### [What the task requires]
Search the listing below for the word "はじめに" and copy each line that holds it.

◆ ◆ ◆ ◆

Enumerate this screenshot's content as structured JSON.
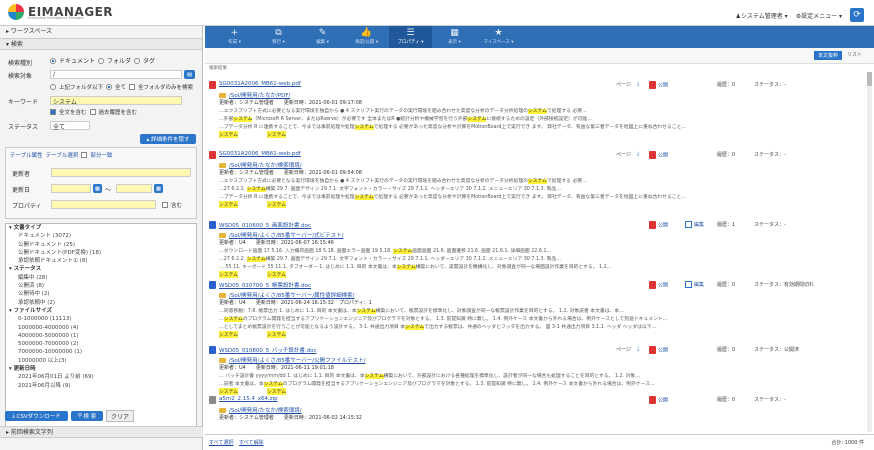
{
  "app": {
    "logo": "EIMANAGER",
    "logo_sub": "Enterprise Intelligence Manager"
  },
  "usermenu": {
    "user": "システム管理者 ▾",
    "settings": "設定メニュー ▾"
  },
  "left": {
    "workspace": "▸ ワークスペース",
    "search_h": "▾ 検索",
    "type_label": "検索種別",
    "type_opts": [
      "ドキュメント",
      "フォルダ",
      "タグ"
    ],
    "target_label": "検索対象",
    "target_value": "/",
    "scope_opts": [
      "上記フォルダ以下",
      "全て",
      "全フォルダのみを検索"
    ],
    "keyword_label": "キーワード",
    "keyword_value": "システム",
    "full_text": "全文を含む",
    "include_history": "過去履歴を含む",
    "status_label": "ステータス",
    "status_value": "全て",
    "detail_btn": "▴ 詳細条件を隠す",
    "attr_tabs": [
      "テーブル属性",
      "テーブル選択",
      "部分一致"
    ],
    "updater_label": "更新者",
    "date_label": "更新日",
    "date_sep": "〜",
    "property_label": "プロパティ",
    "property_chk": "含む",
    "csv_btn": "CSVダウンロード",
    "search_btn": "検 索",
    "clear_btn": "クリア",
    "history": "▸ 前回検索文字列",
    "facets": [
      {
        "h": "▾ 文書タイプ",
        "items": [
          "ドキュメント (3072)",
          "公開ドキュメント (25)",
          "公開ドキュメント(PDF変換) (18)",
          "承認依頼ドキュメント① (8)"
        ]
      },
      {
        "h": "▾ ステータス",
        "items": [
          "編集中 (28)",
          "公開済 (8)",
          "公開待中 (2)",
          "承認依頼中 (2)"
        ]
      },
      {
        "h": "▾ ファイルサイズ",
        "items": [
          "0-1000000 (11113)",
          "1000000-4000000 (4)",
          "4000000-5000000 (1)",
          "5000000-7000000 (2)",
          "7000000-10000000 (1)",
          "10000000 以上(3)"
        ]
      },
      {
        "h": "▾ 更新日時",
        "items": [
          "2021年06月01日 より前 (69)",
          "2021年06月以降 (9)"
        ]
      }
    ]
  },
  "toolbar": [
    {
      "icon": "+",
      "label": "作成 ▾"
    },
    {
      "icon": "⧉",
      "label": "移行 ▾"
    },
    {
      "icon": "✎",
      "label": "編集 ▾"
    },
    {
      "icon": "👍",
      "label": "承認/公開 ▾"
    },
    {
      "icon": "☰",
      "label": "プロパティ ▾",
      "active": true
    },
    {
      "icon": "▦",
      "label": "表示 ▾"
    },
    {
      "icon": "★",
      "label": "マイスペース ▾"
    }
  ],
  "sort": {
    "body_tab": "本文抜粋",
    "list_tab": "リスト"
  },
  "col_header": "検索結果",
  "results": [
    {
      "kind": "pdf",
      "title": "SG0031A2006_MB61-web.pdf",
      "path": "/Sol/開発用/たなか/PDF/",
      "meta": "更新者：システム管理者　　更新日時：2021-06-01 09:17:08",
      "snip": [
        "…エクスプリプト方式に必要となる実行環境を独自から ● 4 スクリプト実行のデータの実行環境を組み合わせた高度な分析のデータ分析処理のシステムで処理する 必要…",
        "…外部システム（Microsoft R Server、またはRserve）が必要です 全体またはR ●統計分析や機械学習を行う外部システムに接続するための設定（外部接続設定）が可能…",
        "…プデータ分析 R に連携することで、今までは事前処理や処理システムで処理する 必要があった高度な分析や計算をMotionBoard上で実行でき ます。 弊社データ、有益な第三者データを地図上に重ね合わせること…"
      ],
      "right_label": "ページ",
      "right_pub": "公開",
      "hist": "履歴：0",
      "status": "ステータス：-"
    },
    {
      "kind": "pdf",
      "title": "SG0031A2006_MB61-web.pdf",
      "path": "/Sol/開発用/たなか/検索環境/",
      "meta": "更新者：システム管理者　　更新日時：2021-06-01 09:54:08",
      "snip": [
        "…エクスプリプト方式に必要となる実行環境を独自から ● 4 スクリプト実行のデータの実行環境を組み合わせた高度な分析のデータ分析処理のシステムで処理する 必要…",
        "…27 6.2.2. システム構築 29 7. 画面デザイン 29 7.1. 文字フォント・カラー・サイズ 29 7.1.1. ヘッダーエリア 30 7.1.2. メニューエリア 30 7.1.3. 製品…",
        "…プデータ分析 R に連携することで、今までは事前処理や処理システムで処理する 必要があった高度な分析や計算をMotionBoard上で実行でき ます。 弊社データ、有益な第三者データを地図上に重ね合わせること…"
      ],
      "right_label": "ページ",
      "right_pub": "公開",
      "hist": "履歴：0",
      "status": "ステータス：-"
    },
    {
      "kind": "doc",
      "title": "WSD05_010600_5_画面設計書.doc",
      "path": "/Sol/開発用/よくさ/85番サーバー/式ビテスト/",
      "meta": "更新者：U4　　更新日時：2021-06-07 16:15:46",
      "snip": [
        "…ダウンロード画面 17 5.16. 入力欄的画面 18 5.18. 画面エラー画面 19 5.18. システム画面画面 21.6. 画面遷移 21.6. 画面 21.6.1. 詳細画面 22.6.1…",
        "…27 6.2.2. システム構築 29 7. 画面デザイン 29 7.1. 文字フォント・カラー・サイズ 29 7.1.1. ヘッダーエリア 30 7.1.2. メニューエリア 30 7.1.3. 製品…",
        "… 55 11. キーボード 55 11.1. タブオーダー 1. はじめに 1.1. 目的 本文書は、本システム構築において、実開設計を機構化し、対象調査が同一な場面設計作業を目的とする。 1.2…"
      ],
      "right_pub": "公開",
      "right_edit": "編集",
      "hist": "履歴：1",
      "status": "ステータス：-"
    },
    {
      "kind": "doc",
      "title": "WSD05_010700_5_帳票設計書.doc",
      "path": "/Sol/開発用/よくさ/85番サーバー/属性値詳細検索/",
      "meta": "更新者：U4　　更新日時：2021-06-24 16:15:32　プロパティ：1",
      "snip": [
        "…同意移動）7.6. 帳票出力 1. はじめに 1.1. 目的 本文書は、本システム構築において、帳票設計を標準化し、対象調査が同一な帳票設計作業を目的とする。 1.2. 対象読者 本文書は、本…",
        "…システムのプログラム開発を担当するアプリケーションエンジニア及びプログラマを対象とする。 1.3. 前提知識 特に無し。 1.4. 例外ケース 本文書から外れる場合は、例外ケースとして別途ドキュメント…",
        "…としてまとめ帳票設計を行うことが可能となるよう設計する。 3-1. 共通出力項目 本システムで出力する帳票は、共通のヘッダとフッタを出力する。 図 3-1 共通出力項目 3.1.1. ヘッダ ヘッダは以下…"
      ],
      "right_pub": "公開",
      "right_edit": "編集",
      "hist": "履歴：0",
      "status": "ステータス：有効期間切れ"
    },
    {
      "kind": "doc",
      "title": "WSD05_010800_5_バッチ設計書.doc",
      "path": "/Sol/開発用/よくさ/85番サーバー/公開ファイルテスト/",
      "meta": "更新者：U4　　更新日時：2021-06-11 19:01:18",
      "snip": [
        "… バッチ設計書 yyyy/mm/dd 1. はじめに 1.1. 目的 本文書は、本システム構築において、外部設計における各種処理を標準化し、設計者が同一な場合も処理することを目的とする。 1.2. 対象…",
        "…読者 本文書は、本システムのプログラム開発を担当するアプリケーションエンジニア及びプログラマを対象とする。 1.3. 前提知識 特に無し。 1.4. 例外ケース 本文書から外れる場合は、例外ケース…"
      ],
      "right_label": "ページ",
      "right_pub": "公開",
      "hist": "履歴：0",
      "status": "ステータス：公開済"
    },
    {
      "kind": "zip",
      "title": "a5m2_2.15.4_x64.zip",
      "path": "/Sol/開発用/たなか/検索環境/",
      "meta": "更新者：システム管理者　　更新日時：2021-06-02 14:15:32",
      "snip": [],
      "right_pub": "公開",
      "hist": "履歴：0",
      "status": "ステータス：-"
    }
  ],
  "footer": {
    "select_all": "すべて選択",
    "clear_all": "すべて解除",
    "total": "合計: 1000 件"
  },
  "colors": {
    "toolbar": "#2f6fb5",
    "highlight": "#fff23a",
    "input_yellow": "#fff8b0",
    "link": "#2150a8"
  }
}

◆ ◆ ◆ ◆

### [Full solution]
        "… 55 11. キーボード 55 11.1. タブオーダー 1. はじめに 1.1. 目的 本文書は、本システム構築において、実開設計を機構化し、対象調査が同一な場面設計作業を目的とする。 1.2…"
        "…同意移動）7.6. 帳票出力 1. はじめに 1.1. 目的 本文書は、本システム構築において、帳票設計を標準化し、対象調査が同一な帳票設計作業を目的とする。 1.2. 対象読者 本文書は、本…",
        "… バッチ設計書 yyyy/mm/dd 1. はじめに 1.1. 目的 本文書は、本システム構築において、外部設計における各種処理を標準化し、設計者が同一な場合も処理することを目的とする。 1.2. 対象…",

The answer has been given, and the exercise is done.